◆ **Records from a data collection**
··········
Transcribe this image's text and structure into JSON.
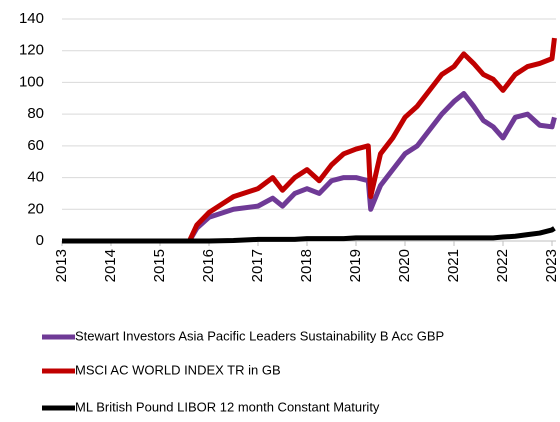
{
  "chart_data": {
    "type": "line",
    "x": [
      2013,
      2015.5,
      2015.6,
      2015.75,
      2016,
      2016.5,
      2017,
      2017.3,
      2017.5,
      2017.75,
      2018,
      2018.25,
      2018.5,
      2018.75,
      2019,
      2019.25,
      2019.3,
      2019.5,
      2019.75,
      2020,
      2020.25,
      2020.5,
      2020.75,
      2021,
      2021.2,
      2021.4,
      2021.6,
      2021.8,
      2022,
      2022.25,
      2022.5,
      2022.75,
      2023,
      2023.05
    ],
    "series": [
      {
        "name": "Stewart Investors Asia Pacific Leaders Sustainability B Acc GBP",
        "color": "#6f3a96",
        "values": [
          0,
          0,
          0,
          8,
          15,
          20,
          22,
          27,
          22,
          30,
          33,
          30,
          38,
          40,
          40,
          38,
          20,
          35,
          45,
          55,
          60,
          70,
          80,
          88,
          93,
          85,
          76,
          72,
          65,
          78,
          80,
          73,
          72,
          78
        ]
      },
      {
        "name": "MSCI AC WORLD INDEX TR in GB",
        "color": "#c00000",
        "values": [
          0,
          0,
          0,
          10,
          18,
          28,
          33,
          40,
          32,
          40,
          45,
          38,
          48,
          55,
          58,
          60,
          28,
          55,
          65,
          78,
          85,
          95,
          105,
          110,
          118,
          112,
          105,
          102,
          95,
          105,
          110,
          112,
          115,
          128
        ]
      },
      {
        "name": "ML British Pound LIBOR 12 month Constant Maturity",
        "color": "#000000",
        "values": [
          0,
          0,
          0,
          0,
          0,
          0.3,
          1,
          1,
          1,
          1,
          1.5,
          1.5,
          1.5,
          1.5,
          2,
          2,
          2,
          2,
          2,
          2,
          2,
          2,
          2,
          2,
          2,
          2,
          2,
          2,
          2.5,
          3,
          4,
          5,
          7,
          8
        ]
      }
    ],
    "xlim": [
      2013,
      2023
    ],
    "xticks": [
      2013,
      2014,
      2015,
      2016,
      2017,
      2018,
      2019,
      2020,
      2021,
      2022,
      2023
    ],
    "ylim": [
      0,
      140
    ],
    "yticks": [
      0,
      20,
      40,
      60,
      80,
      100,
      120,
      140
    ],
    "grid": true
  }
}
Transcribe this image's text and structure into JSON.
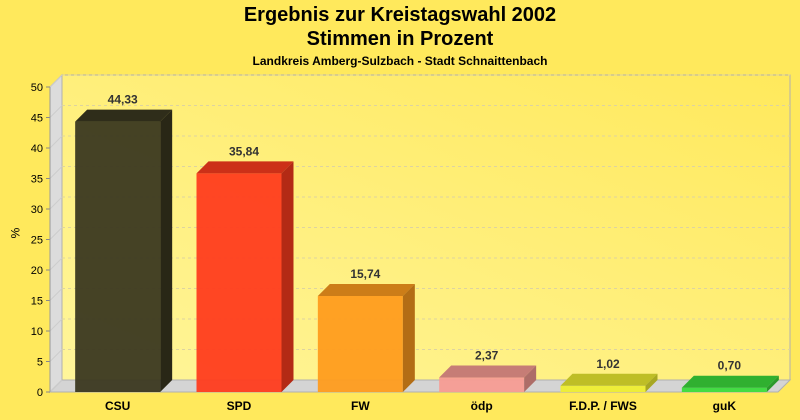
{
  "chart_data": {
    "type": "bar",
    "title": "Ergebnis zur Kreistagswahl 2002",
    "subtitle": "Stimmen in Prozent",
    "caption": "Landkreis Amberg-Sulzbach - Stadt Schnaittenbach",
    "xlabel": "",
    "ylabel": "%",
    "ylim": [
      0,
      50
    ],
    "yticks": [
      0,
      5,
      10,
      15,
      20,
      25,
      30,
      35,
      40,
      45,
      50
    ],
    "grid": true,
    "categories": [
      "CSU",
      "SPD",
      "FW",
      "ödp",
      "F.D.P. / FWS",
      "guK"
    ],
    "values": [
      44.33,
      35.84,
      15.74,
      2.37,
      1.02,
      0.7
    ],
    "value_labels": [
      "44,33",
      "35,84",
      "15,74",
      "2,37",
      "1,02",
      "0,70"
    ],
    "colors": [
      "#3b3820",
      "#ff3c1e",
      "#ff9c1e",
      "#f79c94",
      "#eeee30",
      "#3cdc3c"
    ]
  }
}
··········
◆ **The request**
Reproduce each entry precisely, dropping only the pictures.

◆ **Worked solution**
Transcribe this image's text and structure into JSON.
{
  "chart_data": {
    "type": "line",
    "x": [
      2013,
      2015.5,
      2015.6,
      2015.75,
      2016,
      2016.5,
      2017,
      2017.3,
      2017.5,
      2017.75,
      2018,
      2018.25,
      2018.5,
      2018.75,
      2019,
      2019.25,
      2019.3,
      2019.5,
      2019.75,
      2020,
      2020.25,
      2020.5,
      2020.75,
      2021,
      2021.2,
      2021.4,
      2021.6,
      2021.8,
      2022,
      2022.25,
      2022.5,
      2022.75,
      2023,
      2023.05
    ],
    "series": [
      {
        "name": "Stewart Investors Asia Pacific Leaders Sustainability B Acc GBP",
        "color": "#6f3a96",
        "values": [
          0,
          0,
          0,
          8,
          15,
          20,
          22,
          27,
          22,
          30,
          33,
          30,
          38,
          40,
          40,
          38,
          20,
          35,
          45,
          55,
          60,
          70,
          80,
          88,
          93,
          85,
          76,
          72,
          65,
          78,
          80,
          73,
          72,
          78
        ]
      },
      {
        "name": "MSCI AC WORLD INDEX TR in GB",
        "color": "#c00000",
        "values": [
          0,
          0,
          0,
          10,
          18,
          28,
          33,
          40,
          32,
          40,
          45,
          38,
          48,
          55,
          58,
          60,
          28,
          55,
          65,
          78,
          85,
          95,
          105,
          110,
          118,
          112,
          105,
          102,
          95,
          105,
          110,
          112,
          115,
          128
        ]
      },
      {
        "name": "ML British Pound LIBOR 12 month Constant Maturity",
        "color": "#000000",
        "values": [
          0,
          0,
          0,
          0,
          0,
          0.3,
          1,
          1,
          1,
          1,
          1.5,
          1.5,
          1.5,
          1.5,
          2,
          2,
          2,
          2,
          2,
          2,
          2,
          2,
          2,
          2,
          2,
          2,
          2,
          2,
          2.5,
          3,
          4,
          5,
          7,
          8
        ]
      }
    ],
    "xlim": [
      2013,
      2023
    ],
    "xticks": [
      2013,
      2014,
      2015,
      2016,
      2017,
      2018,
      2019,
      2020,
      2021,
      2022,
      2023
    ],
    "ylim": [
      0,
      140
    ],
    "yticks": [
      0,
      20,
      40,
      60,
      80,
      100,
      120,
      140
    ],
    "grid": true
  }
}
Transcribe this image's text and structure into JSON.
{
  "chart_data": {
    "type": "bar",
    "title": "Ergebnis zur Kreistagswahl 2002",
    "subtitle": "Stimmen in Prozent",
    "caption": "Landkreis Amberg-Sulzbach - Stadt Schnaittenbach",
    "xlabel": "",
    "ylabel": "%",
    "ylim": [
      0,
      50
    ],
    "yticks": [
      0,
      5,
      10,
      15,
      20,
      25,
      30,
      35,
      40,
      45,
      50
    ],
    "grid": true,
    "categories": [
      "CSU",
      "SPD",
      "FW",
      "ödp",
      "F.D.P. / FWS",
      "guK"
    ],
    "values": [
      44.33,
      35.84,
      15.74,
      2.37,
      1.02,
      0.7
    ],
    "value_labels": [
      "44,33",
      "35,84",
      "15,74",
      "2,37",
      "1,02",
      "0,70"
    ],
    "colors": [
      "#3b3820",
      "#ff3c1e",
      "#ff9c1e",
      "#f79c94",
      "#eeee30",
      "#3cdc3c"
    ]
  }
}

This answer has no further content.